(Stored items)
-- Start --

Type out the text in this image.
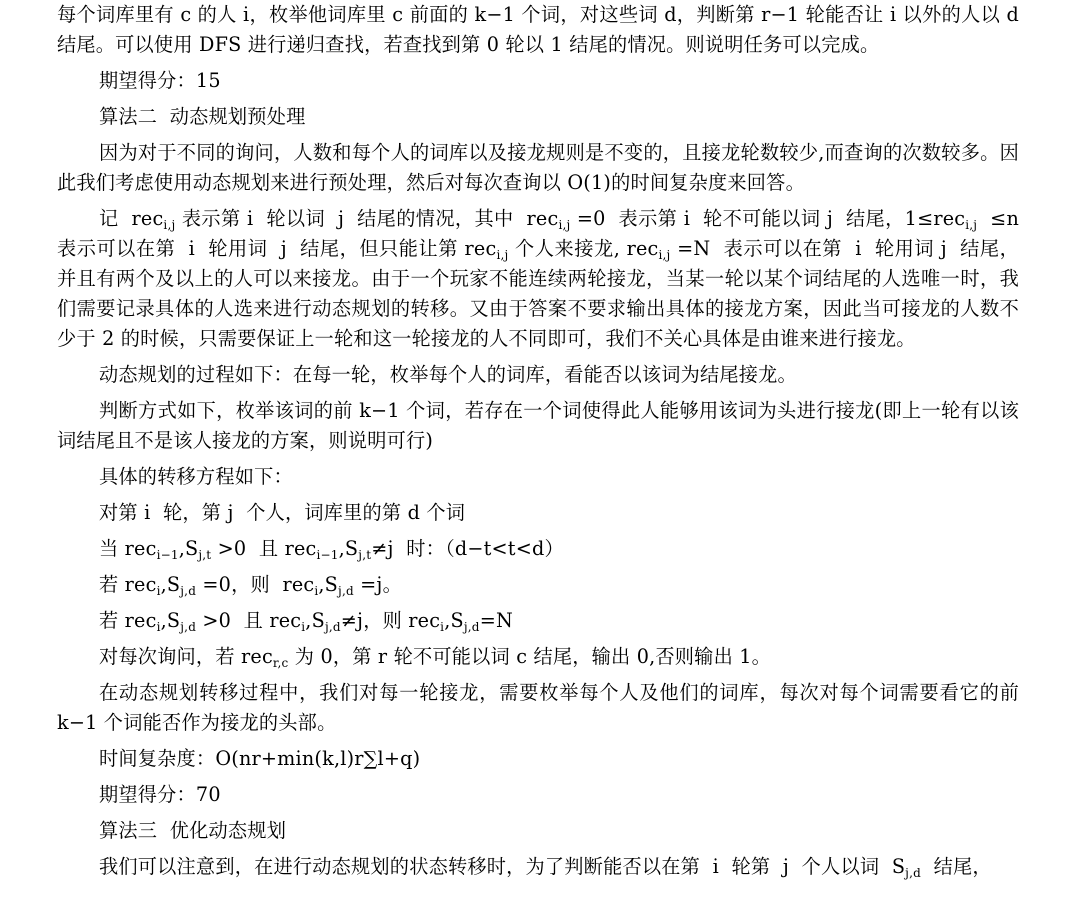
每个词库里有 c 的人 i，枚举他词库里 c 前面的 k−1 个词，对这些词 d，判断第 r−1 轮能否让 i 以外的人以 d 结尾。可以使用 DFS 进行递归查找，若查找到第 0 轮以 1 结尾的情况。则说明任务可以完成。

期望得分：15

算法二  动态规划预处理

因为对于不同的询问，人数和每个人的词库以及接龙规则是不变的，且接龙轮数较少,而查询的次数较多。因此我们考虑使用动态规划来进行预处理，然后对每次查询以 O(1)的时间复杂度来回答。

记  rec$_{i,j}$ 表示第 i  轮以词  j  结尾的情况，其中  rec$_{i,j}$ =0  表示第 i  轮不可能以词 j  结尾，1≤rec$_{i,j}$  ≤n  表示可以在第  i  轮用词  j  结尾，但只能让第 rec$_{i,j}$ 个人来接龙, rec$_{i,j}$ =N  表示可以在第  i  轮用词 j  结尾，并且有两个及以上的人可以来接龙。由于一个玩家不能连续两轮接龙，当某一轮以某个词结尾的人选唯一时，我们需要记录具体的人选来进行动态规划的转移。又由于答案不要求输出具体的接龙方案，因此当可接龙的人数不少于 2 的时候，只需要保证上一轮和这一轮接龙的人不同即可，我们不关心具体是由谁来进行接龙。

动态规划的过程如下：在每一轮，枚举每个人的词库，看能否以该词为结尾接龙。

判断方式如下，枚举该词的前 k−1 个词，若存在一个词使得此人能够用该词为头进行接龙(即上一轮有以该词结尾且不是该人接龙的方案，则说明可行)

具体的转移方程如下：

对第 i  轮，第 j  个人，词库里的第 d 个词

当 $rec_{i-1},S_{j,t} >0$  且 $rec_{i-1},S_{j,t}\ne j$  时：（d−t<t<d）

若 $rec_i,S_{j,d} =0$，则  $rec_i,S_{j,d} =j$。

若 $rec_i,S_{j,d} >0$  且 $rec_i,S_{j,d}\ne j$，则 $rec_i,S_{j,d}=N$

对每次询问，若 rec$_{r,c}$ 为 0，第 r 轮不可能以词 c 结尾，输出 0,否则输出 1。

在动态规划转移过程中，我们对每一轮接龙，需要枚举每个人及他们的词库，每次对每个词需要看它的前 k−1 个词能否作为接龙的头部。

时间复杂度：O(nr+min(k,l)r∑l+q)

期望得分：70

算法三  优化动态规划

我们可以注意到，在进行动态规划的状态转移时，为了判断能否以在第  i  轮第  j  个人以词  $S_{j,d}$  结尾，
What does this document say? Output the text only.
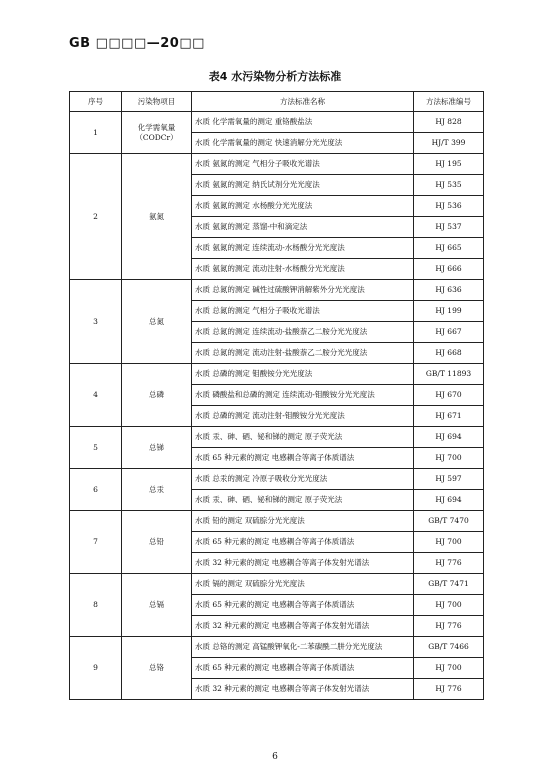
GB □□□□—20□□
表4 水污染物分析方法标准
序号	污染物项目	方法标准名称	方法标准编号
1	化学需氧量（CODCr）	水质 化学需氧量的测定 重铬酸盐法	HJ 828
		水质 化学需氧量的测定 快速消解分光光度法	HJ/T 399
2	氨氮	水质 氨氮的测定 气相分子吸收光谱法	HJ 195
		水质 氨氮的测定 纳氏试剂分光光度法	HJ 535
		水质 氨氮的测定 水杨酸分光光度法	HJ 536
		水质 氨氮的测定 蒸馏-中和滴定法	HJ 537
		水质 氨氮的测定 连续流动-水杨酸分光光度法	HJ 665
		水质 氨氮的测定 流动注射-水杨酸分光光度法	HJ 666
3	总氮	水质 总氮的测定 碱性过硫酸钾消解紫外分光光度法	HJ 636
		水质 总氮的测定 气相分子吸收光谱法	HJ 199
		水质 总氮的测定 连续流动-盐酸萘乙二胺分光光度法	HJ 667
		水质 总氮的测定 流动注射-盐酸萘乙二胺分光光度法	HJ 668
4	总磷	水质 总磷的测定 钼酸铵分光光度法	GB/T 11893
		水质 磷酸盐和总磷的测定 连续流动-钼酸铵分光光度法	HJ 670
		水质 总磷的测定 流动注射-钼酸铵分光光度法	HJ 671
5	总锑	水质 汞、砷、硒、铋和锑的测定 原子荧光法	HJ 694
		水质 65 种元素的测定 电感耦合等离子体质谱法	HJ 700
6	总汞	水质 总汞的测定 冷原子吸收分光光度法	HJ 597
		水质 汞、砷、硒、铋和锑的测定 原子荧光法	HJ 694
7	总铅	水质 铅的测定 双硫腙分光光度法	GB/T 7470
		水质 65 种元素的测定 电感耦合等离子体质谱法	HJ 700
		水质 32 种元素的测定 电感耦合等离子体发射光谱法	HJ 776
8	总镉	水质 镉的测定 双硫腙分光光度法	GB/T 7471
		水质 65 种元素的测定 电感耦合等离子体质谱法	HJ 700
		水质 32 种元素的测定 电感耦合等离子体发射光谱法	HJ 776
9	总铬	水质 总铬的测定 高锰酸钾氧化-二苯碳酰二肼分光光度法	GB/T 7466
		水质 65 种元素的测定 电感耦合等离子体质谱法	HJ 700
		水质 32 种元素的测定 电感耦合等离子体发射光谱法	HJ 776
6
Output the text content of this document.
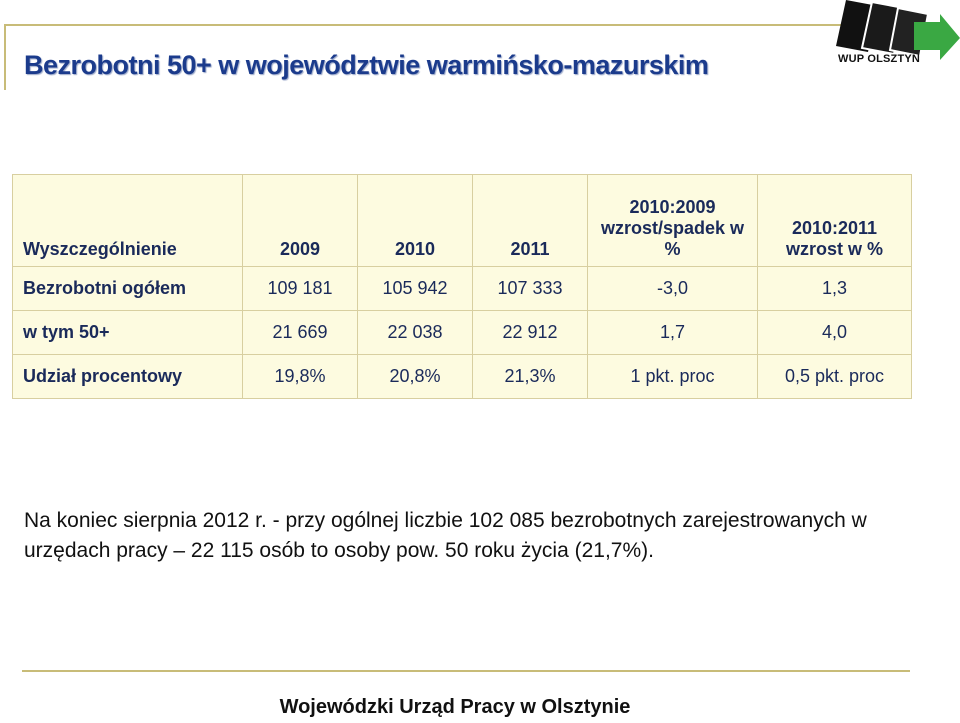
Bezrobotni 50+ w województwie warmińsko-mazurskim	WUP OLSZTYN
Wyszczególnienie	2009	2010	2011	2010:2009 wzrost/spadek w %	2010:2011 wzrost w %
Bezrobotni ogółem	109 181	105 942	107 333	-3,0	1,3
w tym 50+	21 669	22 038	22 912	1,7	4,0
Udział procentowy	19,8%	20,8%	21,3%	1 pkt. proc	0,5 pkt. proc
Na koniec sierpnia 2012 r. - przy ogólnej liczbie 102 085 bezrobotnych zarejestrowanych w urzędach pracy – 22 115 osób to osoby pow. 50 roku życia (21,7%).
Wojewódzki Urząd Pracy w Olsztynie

-- End --

#### [Problem to solve]
Looking at the records above, extract only the lines from the one with "Output the text content of this document." through the last line, exactly, with the pictures left out.

#### [Task result]
Output the text content of this document.
Bezrobotni 50+ w województwie warmińsko-mazurskim	WUP OLSZTYN
Wyszczególnienie	2009	2010	2011	2010:2009 wzrost/spadek w %	2010:2011 wzrost w %
Bezrobotni ogółem	109 181	105 942	107 333	-3,0	1,3
w tym 50+	21 669	22 038	22 912	1,7	4,0
Udział procentowy	19,8%	20,8%	21,3%	1 pkt. proc	0,5 pkt. proc
Na koniec sierpnia 2012 r. - przy ogólnej liczbie 102 085 bezrobotnych zarejestrowanych w urzędach pracy – 22 115 osób to osoby pow. 50 roku życia (21,7%).
Wojewódzki Urząd Pracy w Olsztynie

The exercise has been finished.